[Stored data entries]
§

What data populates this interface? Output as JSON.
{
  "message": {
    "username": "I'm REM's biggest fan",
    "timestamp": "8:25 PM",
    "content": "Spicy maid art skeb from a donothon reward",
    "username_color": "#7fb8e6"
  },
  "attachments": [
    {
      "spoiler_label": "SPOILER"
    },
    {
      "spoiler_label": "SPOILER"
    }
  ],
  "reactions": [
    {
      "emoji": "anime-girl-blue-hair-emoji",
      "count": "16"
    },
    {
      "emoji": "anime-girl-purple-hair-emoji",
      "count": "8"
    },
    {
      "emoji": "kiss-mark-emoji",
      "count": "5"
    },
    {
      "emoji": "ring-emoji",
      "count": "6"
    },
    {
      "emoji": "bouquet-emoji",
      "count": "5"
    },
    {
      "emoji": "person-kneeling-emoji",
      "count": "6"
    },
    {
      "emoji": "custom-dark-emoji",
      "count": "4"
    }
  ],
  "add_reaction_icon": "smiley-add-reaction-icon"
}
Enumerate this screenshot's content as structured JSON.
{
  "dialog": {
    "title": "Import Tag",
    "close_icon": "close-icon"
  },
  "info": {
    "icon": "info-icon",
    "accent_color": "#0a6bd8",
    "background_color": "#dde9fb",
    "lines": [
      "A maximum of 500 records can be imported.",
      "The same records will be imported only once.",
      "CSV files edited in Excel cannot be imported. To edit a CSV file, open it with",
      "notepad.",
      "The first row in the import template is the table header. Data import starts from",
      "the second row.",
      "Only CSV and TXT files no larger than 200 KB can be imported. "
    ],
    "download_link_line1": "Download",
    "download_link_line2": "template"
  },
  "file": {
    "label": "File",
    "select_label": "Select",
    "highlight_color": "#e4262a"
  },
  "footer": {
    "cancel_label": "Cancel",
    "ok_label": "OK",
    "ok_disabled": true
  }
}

§

THE PROBLEM
All of the entries above must be quoted exactly.

WORKED SOLUTION
What data populates this interface? Output as JSON.
{
  "message": {
    "username": "I'm REM's biggest fan",
    "timestamp": "8:25 PM",
    "content": "Spicy maid art skeb from a donothon reward",
    "username_color": "#7fb8e6"
  },
  "attachments": [
    {
      "spoiler_label": "SPOILER"
    },
    {
      "spoiler_label": "SPOILER"
    }
  ],
  "reactions": [
    {
      "emoji": "anime-girl-blue-hair-emoji",
      "count": "16"
    },
    {
      "emoji": "anime-girl-purple-hair-emoji",
      "count": "8"
    },
    {
      "emoji": "kiss-mark-emoji",
      "count": "5"
    },
    {
      "emoji": "ring-emoji",
      "count": "6"
    },
    {
      "emoji": "bouquet-emoji",
      "count": "5"
    },
    {
      "emoji": "person-kneeling-emoji",
      "count": "6"
    },
    {
      "emoji": "custom-dark-emoji",
      "count": "4"
    }
  ],
  "add_reaction_icon": "smiley-add-reaction-icon"
}
Enumerate this screenshot's content as structured JSON.
{
  "dialog": {
    "title": "Import Tag",
    "close_icon": "close-icon"
  },
  "info": {
    "icon": "info-icon",
    "accent_color": "#0a6bd8",
    "background_color": "#dde9fb",
    "lines": [
      "A maximum of 500 records can be imported.",
      "The same records will be imported only once.",
      "CSV files edited in Excel cannot be imported. To edit a CSV file, open it with",
      "notepad.",
      "The first row in the import template is the table header. Data import starts from",
      "the second row.",
      "Only CSV and TXT files no larger than 200 KB can be imported. "
    ],
    "download_link_line1": "Download",
    "download_link_line2": "template"
  },
  "file": {
    "label": "File",
    "select_label": "Select",
    "highlight_color": "#e4262a"
  },
  "footer": {
    "cancel_label": "Cancel",
    "ok_label": "OK",
    "ok_disabled": true
  }
}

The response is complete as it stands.